* _Material_:
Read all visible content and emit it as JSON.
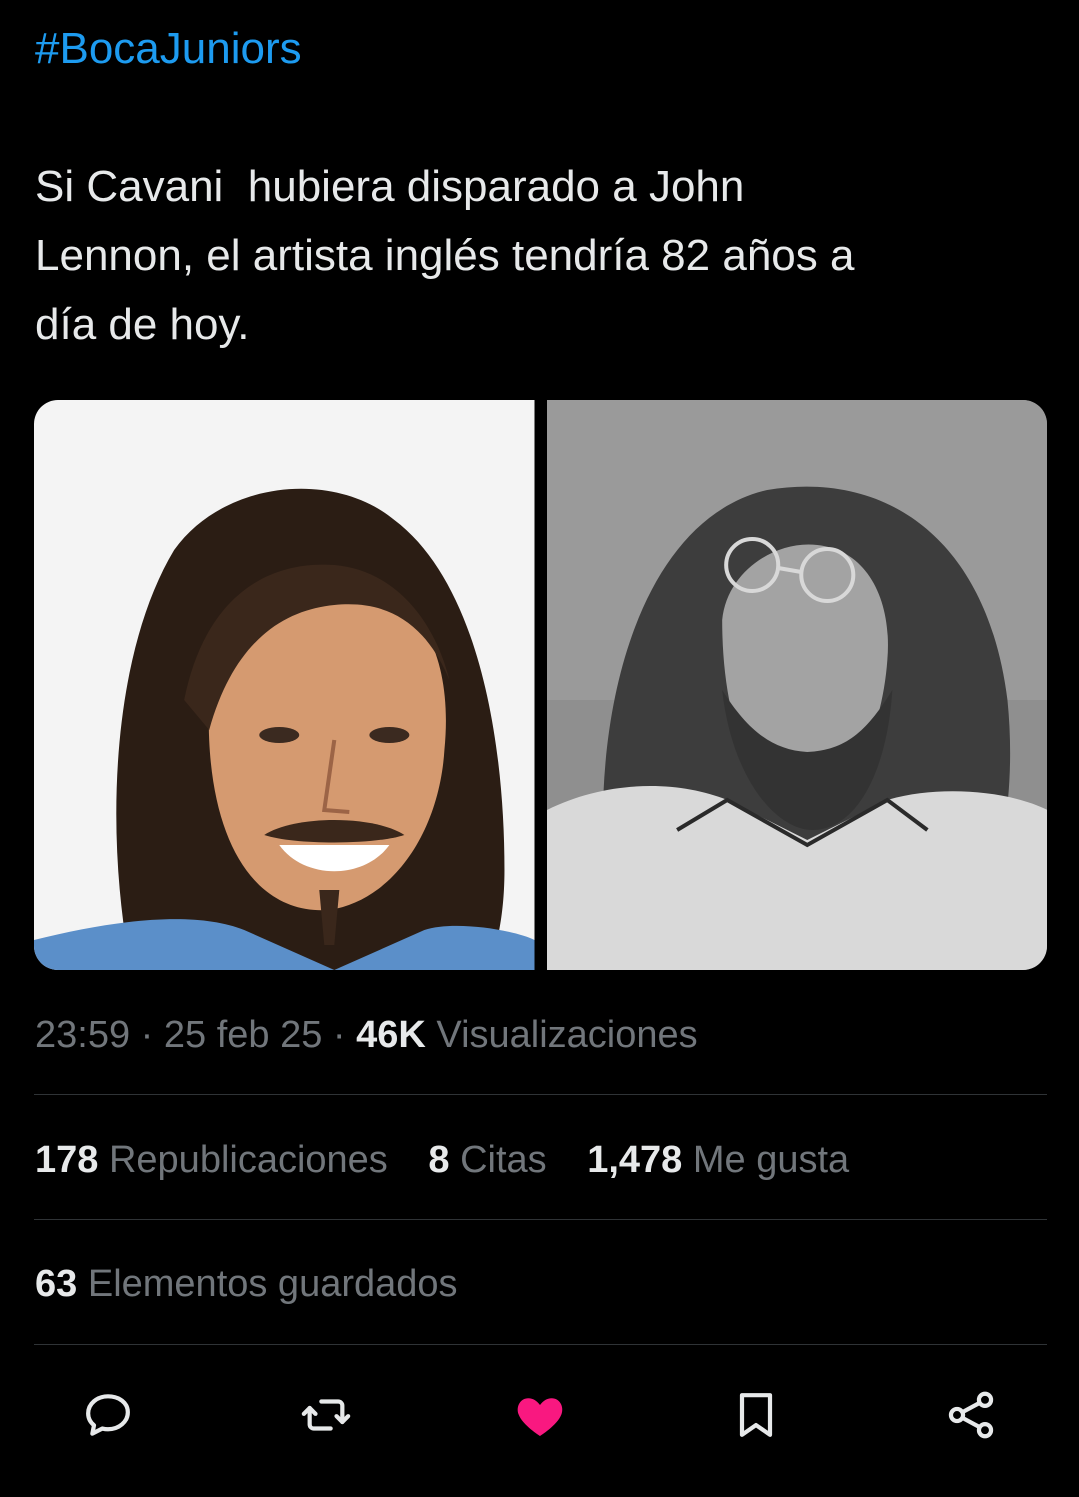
{
  "tweet": {
    "hashtag": "#BocaJuniors",
    "text": "Si Cavani  hubiera disparado a John\nLennon, el artista inglés tendría 82 años a\ndía de hoy.",
    "media": [
      {
        "alt": "photo-cavani"
      },
      {
        "alt": "photo-lennon"
      }
    ]
  },
  "meta": {
    "time": "23:59",
    "date": "25 feb 25",
    "views_count": "46K",
    "views_label": "Visualizaciones",
    "separator": "·"
  },
  "stats": {
    "reposts_count": "178",
    "reposts_label": "Republicaciones",
    "quotes_count": "8",
    "quotes_label": "Citas",
    "likes_count": "1,478",
    "likes_label": "Me gusta",
    "saved_count": "63",
    "saved_label": "Elementos guardados"
  },
  "actions": {
    "reply_icon": "reply-icon",
    "repost_icon": "repost-icon",
    "like_icon": "heart-icon",
    "bookmark_icon": "bookmark-icon",
    "share_icon": "share-icon"
  },
  "colors": {
    "background": "#000000",
    "text": "#e7e9ea",
    "secondary": "#71767b",
    "link": "#1d9bf0",
    "like": "#f91880",
    "divider": "#2f3336"
  }
}
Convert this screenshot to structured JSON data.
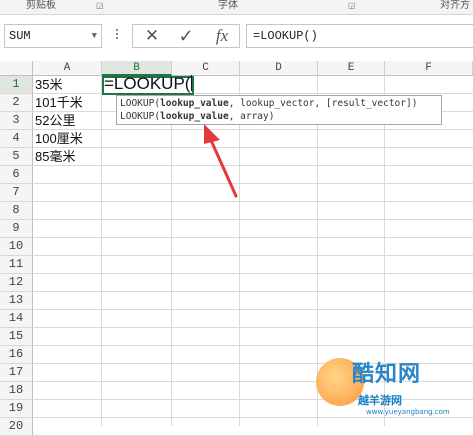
{
  "ribbon": {
    "group1": "剪贴板",
    "group2": "字体",
    "group3": "对齐方"
  },
  "name_box": {
    "value": "SUM"
  },
  "formula_bar": {
    "cancel_glyph": "✕",
    "enter_glyph": "✓",
    "fx_label": "fx",
    "value": "=LOOKUP()"
  },
  "columns": [
    "A",
    "B",
    "C",
    "D",
    "E",
    "F"
  ],
  "rows": [
    "1",
    "2",
    "3",
    "4",
    "5",
    "6",
    "7",
    "8",
    "9",
    "10",
    "11",
    "12",
    "13",
    "14",
    "15",
    "16",
    "17",
    "18",
    "19",
    "20"
  ],
  "cells": {
    "A1": "35米",
    "A2": "101千米",
    "A3": "52公里",
    "A4": "100厘米",
    "A5": "85毫米"
  },
  "active_cell": {
    "ref": "B1",
    "text": "=LOOKUP("
  },
  "tooltip": {
    "line1_fn": "LOOKUP(",
    "line1_bold": "lookup_value",
    "line1_rest": ", lookup_vector, [result_vector])",
    "line2_fn": "LOOKUP(",
    "line2_bold": "lookup_value",
    "line2_rest": ", array)"
  },
  "watermark": {
    "title": "酷知网",
    "subtitle": "越羊游网",
    "url": "www.yueyangbang.com"
  },
  "colors": {
    "accent": "#217346",
    "arrow": "#e03a3a"
  }
}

* _Set problem_:
Reproduce the records above exactly, leaving out every picture they contain.

* _Output of the exercise_:
Read all visible content and emit it as JSON.
{
  "tweet": {
    "hashtag": "#BocaJuniors",
    "text": "Si Cavani  hubiera disparado a John\nLennon, el artista inglés tendría 82 años a\ndía de hoy.",
    "media": [
      {
        "alt": "photo-cavani"
      },
      {
        "alt": "photo-lennon"
      }
    ]
  },
  "meta": {
    "time": "23:59",
    "date": "25 feb 25",
    "views_count": "46K",
    "views_label": "Visualizaciones",
    "separator": "·"
  },
  "stats": {
    "reposts_count": "178",
    "reposts_label": "Republicaciones",
    "quotes_count": "8",
    "quotes_label": "Citas",
    "likes_count": "1,478",
    "likes_label": "Me gusta",
    "saved_count": "63",
    "saved_label": "Elementos guardados"
  },
  "actions": {
    "reply_icon": "reply-icon",
    "repost_icon": "repost-icon",
    "like_icon": "heart-icon",
    "bookmark_icon": "bookmark-icon",
    "share_icon": "share-icon"
  },
  "colors": {
    "background": "#000000",
    "text": "#e7e9ea",
    "secondary": "#71767b",
    "link": "#1d9bf0",
    "like": "#f91880",
    "divider": "#2f3336"
  }
}
Convert this screenshot to structured JSON data.
{
  "ribbon": {
    "group1": "剪贴板",
    "group2": "字体",
    "group3": "对齐方"
  },
  "name_box": {
    "value": "SUM"
  },
  "formula_bar": {
    "cancel_glyph": "✕",
    "enter_glyph": "✓",
    "fx_label": "fx",
    "value": "=LOOKUP()"
  },
  "columns": [
    "A",
    "B",
    "C",
    "D",
    "E",
    "F"
  ],
  "rows": [
    "1",
    "2",
    "3",
    "4",
    "5",
    "6",
    "7",
    "8",
    "9",
    "10",
    "11",
    "12",
    "13",
    "14",
    "15",
    "16",
    "17",
    "18",
    "19",
    "20"
  ],
  "cells": {
    "A1": "35米",
    "A2": "101千米",
    "A3": "52公里",
    "A4": "100厘米",
    "A5": "85毫米"
  },
  "active_cell": {
    "ref": "B1",
    "text": "=LOOKUP("
  },
  "tooltip": {
    "line1_fn": "LOOKUP(",
    "line1_bold": "lookup_value",
    "line1_rest": ", lookup_vector, [result_vector])",
    "line2_fn": "LOOKUP(",
    "line2_bold": "lookup_value",
    "line2_rest": ", array)"
  },
  "watermark": {
    "title": "酷知网",
    "subtitle": "越羊游网",
    "url": "www.yueyangbang.com"
  },
  "colors": {
    "accent": "#217346",
    "arrow": "#e03a3a"
  }
}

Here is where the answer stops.